-- Start of Material to process --
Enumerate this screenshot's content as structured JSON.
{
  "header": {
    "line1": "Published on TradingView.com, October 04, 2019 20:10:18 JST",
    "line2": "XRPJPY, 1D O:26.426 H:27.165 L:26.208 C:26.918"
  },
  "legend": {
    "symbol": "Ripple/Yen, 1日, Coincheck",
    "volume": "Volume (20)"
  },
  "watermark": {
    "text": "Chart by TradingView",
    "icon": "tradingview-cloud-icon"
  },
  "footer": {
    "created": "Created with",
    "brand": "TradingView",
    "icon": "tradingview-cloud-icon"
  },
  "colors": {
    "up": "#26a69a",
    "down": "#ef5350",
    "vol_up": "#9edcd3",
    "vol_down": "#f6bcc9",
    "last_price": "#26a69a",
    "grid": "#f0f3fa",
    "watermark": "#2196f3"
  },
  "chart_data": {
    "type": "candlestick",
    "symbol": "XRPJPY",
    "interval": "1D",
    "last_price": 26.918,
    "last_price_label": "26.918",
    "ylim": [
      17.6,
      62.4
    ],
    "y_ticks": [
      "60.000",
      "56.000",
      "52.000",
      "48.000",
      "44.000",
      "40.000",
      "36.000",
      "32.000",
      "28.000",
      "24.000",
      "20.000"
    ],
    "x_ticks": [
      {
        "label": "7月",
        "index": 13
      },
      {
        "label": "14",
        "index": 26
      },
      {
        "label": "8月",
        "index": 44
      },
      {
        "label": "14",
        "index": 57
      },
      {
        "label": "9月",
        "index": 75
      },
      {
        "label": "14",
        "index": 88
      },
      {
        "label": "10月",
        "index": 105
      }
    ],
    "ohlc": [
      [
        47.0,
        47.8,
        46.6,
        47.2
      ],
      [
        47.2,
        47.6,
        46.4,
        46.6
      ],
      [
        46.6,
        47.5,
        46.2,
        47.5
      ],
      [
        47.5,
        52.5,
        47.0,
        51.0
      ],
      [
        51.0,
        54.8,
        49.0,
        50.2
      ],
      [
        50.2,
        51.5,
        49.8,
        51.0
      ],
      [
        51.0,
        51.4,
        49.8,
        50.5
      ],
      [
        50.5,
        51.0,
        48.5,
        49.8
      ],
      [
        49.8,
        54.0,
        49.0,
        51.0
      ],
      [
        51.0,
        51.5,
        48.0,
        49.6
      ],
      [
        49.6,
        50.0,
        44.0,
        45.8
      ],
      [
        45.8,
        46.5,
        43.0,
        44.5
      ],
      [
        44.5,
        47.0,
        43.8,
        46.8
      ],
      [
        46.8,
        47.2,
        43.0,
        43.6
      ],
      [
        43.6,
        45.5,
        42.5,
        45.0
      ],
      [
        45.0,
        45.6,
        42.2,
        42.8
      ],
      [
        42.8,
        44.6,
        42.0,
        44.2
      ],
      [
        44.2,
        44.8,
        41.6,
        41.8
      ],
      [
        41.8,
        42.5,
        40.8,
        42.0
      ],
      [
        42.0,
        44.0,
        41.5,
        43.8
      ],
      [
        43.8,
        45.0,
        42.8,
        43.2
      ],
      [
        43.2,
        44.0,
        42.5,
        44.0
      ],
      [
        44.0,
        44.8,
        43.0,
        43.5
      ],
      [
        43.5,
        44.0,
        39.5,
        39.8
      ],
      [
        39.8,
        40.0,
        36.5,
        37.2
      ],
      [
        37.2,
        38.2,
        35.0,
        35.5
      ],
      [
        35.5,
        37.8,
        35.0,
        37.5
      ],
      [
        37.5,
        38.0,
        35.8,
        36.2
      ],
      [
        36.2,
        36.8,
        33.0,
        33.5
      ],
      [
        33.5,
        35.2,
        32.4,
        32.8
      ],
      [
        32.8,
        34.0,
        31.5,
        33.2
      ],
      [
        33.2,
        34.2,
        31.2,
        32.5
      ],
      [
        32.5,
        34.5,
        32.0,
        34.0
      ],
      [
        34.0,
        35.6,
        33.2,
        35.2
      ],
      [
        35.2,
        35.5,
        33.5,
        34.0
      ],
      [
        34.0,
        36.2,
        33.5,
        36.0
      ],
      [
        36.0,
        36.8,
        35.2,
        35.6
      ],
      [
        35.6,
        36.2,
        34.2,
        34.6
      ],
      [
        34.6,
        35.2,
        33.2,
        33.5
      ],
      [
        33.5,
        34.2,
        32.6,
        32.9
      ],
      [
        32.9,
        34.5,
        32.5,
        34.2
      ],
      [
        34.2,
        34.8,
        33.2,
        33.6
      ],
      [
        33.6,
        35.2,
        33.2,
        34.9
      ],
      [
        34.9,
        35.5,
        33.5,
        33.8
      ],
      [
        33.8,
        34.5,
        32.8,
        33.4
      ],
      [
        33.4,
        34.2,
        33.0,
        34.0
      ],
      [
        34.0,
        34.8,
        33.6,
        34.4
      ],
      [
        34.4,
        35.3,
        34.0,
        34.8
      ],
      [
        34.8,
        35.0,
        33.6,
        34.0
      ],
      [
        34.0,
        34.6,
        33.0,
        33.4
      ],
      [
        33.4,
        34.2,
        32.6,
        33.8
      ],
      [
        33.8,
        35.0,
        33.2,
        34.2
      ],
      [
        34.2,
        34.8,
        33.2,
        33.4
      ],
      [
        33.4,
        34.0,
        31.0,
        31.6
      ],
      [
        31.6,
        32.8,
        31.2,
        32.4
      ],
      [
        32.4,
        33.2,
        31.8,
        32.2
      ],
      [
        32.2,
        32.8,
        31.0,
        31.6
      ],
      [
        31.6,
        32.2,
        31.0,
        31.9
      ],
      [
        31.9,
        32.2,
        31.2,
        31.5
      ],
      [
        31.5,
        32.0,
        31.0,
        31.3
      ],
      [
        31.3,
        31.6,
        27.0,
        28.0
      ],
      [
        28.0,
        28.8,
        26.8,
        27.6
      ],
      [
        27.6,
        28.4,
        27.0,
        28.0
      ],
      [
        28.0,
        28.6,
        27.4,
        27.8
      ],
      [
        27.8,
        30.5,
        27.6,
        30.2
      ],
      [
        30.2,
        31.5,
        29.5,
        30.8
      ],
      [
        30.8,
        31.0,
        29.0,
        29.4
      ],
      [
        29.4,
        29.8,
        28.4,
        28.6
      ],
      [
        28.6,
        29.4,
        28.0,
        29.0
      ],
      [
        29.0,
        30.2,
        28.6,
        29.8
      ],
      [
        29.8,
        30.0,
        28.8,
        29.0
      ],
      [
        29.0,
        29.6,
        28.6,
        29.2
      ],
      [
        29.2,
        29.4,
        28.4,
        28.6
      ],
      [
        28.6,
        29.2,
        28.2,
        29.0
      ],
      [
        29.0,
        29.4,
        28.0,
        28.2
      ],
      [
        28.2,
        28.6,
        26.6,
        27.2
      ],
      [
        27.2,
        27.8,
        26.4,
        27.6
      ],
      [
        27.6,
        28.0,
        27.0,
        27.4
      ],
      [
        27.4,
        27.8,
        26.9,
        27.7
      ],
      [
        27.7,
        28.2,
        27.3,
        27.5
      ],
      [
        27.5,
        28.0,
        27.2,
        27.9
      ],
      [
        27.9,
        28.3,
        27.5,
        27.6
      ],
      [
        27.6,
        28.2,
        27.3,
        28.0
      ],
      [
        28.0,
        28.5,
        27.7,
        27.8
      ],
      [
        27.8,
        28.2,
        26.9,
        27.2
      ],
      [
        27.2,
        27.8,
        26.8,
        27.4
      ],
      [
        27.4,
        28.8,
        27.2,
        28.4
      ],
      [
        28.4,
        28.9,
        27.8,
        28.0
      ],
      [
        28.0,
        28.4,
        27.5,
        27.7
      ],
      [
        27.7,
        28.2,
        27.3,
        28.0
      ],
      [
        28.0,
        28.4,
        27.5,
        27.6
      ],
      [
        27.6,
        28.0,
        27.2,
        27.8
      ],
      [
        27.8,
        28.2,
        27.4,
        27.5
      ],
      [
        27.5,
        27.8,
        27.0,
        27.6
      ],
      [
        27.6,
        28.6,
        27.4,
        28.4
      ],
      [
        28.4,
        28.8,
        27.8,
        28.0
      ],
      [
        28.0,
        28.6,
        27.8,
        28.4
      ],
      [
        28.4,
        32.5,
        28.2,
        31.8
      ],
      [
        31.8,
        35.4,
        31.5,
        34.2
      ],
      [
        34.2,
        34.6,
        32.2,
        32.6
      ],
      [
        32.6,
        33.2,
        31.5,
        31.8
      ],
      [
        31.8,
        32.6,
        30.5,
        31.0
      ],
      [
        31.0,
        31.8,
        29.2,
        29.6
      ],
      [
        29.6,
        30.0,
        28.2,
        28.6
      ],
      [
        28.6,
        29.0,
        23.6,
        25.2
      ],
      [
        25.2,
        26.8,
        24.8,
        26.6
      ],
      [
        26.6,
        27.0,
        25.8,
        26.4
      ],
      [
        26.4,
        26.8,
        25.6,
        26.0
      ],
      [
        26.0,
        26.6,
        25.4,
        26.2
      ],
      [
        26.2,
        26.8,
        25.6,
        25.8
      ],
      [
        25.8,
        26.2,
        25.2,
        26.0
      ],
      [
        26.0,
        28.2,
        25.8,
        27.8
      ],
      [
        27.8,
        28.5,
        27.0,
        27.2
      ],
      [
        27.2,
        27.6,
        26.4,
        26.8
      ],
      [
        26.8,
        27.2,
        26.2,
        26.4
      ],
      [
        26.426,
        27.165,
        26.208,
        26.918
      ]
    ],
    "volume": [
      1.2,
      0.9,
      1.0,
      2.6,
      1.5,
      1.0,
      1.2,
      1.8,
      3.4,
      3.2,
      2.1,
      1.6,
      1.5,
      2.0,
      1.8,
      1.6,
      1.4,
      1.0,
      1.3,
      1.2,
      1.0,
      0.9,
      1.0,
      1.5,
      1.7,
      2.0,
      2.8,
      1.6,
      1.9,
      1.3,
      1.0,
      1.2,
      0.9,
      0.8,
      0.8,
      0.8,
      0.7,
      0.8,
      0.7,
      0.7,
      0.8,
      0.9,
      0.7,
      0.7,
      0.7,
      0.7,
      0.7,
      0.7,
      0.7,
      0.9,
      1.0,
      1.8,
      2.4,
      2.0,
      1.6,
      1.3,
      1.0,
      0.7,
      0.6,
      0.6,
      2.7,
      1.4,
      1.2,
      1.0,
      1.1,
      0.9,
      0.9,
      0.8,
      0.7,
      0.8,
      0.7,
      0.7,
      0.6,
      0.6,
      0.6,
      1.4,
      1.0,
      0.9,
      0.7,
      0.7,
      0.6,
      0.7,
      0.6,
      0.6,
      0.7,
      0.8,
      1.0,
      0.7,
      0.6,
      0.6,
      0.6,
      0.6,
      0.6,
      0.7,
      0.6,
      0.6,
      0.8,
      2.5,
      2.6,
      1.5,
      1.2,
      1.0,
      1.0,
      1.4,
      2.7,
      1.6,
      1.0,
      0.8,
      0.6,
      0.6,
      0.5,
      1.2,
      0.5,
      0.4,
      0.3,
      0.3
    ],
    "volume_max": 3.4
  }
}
-- End of Material to process --
» Written request
For the string "index", count the lines of the entries above that include it; answer with the number only.

» Final answer
7